Work to complete: Please output the records below in full, exactly as given, but without the images.
-- START OF Records to use --
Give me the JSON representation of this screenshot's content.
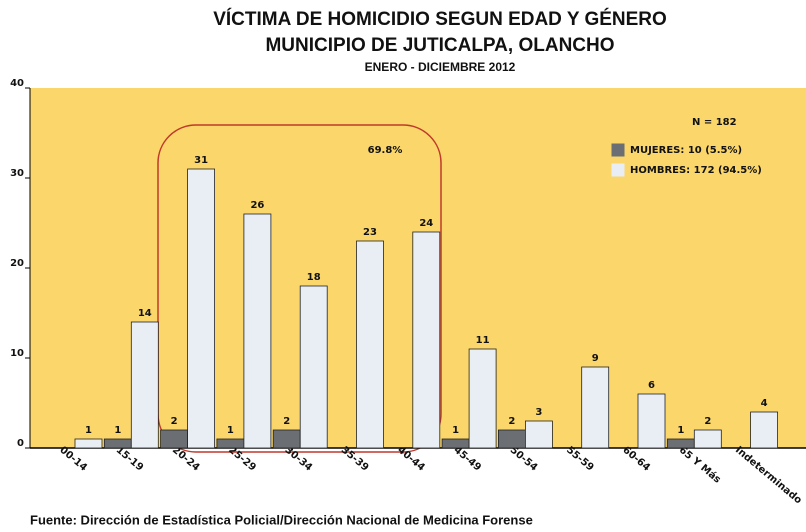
{
  "chart_data": {
    "type": "bar",
    "title": "VÍCTIMA DE HOMICIDIO SEGUN EDAD Y GÉNERO",
    "subtitle": "MUNICIPIO DE JUTICALPA, OLANCHO",
    "period": "ENERO - DICIEMBRE 2012",
    "annotations": [
      "N = 182",
      "69.8%"
    ],
    "source": "Fuente: Dirección de Estadística Policial/Dirección Nacional de Medicina Forense",
    "categories": [
      "00-14",
      "15-19",
      "20-24",
      "25-29",
      "30-34",
      "35-39",
      "40-44",
      "45-49",
      "50-54",
      "55-59",
      "60-64",
      "65 Y Más",
      "Indeterminado"
    ],
    "series": [
      {
        "name": "MUJERES: 10 (5.5%)",
        "color": "#6b6e72",
        "values": [
          null,
          1,
          2,
          1,
          2,
          null,
          null,
          1,
          2,
          null,
          null,
          1,
          null
        ]
      },
      {
        "name": "HOMBRES: 172 (94.5%)",
        "color": "#e8eef4",
        "values": [
          1,
          14,
          31,
          26,
          18,
          23,
          24,
          11,
          3,
          9,
          6,
          2,
          4
        ]
      }
    ],
    "ylim": [
      0,
      40
    ],
    "yticks": [
      0,
      10,
      20,
      30,
      40
    ],
    "background": "#fad66b",
    "legend": "upper right"
  }
}
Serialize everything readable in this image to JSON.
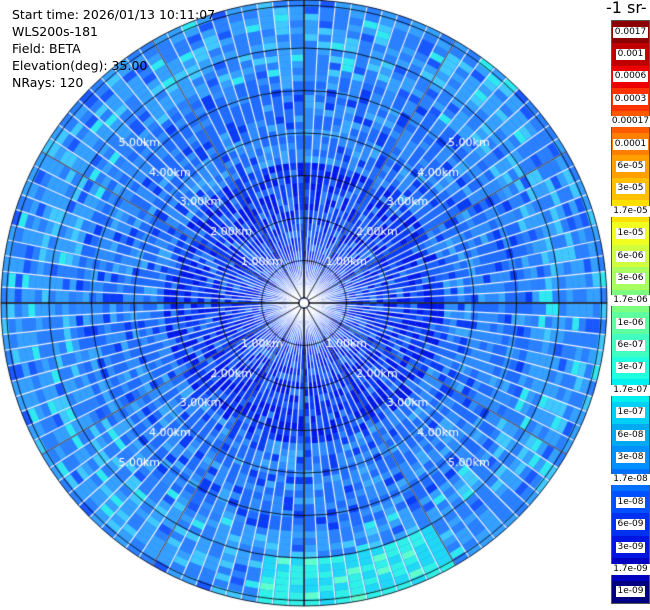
{
  "info": {
    "start_time": "Start time: 2026/01/13 10:11:07",
    "device": "WLS200s-181",
    "field": "Field: BETA",
    "elevation": "Elevation(deg): 35.00",
    "nrays": "NRays: 120"
  },
  "colorbar": {
    "unit_title": "-1 sr-",
    "labels": [
      "0.0017",
      "0.001",
      "0.0006",
      "0.0003",
      "0.00017",
      "0.0001",
      "6e-05",
      "3e-05",
      "1.7e-05",
      "1e-05",
      "6e-06",
      "3e-06",
      "1.7e-06",
      "1e-06",
      "6e-07",
      "3e-07",
      "1.7e-07",
      "1e-07",
      "6e-08",
      "3e-08",
      "1.7e-08",
      "1e-08",
      "6e-09",
      "3e-09",
      "1.7e-09",
      "1e-09"
    ],
    "colors": [
      "#8b0000",
      "#c00000",
      "#ee0000",
      "#ff3300",
      "#ff5a00",
      "#ff7f00",
      "#ffa000",
      "#ffc000",
      "#ffe000",
      "#f0ff20",
      "#d0ff40",
      "#a8ff60",
      "#7cff80",
      "#60ffa0",
      "#40ffc0",
      "#20ffe0",
      "#00f0f0",
      "#00d0f5",
      "#00aaf0",
      "#0090ff",
      "#0070ff",
      "#0050ff",
      "#0030f0",
      "#0015e0",
      "#0000c0",
      "#000080"
    ]
  },
  "range_labels": [
    "1.00km",
    "2.00km",
    "3.00km",
    "4.00km",
    "5.00km"
  ]
}
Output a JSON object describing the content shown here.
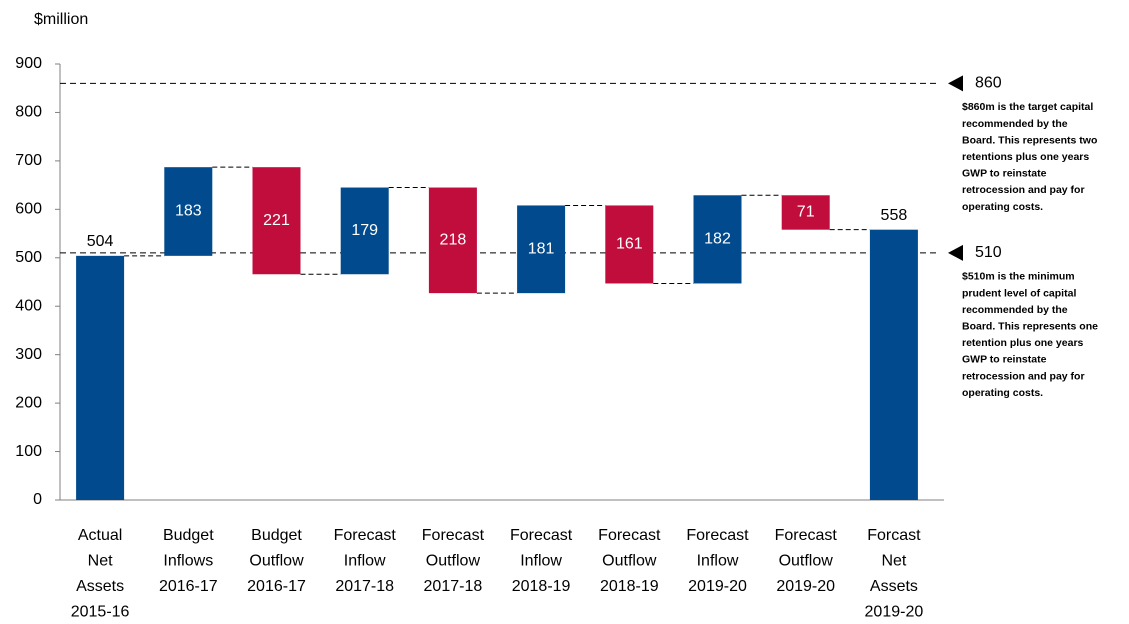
-- END OF Records to use --
The answer:
Give me the JSON representation of this screenshot's content.
{
  "chart_data": {
    "type": "bar",
    "title": "VÍCTIMA DE HOMICIDIO SEGUN EDAD Y GÉNERO",
    "subtitle": "MUNICIPIO DE JUTICALPA, OLANCHO",
    "period": "ENERO - DICIEMBRE 2012",
    "annotations": [
      "N = 182",
      "69.8%"
    ],
    "source": "Fuente: Dirección de Estadística Policial/Dirección Nacional de Medicina Forense",
    "categories": [
      "00-14",
      "15-19",
      "20-24",
      "25-29",
      "30-34",
      "35-39",
      "40-44",
      "45-49",
      "50-54",
      "55-59",
      "60-64",
      "65 Y Más",
      "Indeterminado"
    ],
    "series": [
      {
        "name": "MUJERES: 10 (5.5%)",
        "color": "#6b6e72",
        "values": [
          null,
          1,
          2,
          1,
          2,
          null,
          null,
          1,
          2,
          null,
          null,
          1,
          null
        ]
      },
      {
        "name": "HOMBRES: 172 (94.5%)",
        "color": "#e8eef4",
        "values": [
          1,
          14,
          31,
          26,
          18,
          23,
          24,
          11,
          3,
          9,
          6,
          2,
          4
        ]
      }
    ],
    "ylim": [
      0,
      40
    ],
    "yticks": [
      0,
      10,
      20,
      30,
      40
    ],
    "background": "#fad66b",
    "legend": "upper right"
  }
}
Serialize everything readable in this image to JSON.
{
  "info": {
    "start_time": "Start time: 2026/01/13 10:11:07",
    "device": "WLS200s-181",
    "field": "Field: BETA",
    "elevation": "Elevation(deg): 35.00",
    "nrays": "NRays: 120"
  },
  "colorbar": {
    "unit_title": "-1 sr-",
    "labels": [
      "0.0017",
      "0.001",
      "0.0006",
      "0.0003",
      "0.00017",
      "0.0001",
      "6e-05",
      "3e-05",
      "1.7e-05",
      "1e-05",
      "6e-06",
      "3e-06",
      "1.7e-06",
      "1e-06",
      "6e-07",
      "3e-07",
      "1.7e-07",
      "1e-07",
      "6e-08",
      "3e-08",
      "1.7e-08",
      "1e-08",
      "6e-09",
      "3e-09",
      "1.7e-09",
      "1e-09"
    ],
    "colors": [
      "#8b0000",
      "#c00000",
      "#ee0000",
      "#ff3300",
      "#ff5a00",
      "#ff7f00",
      "#ffa000",
      "#ffc000",
      "#ffe000",
      "#f0ff20",
      "#d0ff40",
      "#a8ff60",
      "#7cff80",
      "#60ffa0",
      "#40ffc0",
      "#20ffe0",
      "#00f0f0",
      "#00d0f5",
      "#00aaf0",
      "#0090ff",
      "#0070ff",
      "#0050ff",
      "#0030f0",
      "#0015e0",
      "#0000c0",
      "#000080"
    ]
  },
  "range_labels": [
    "1.00km",
    "2.00km",
    "3.00km",
    "4.00km",
    "5.00km"
  ]
}
Output a JSON object describing the content shown here.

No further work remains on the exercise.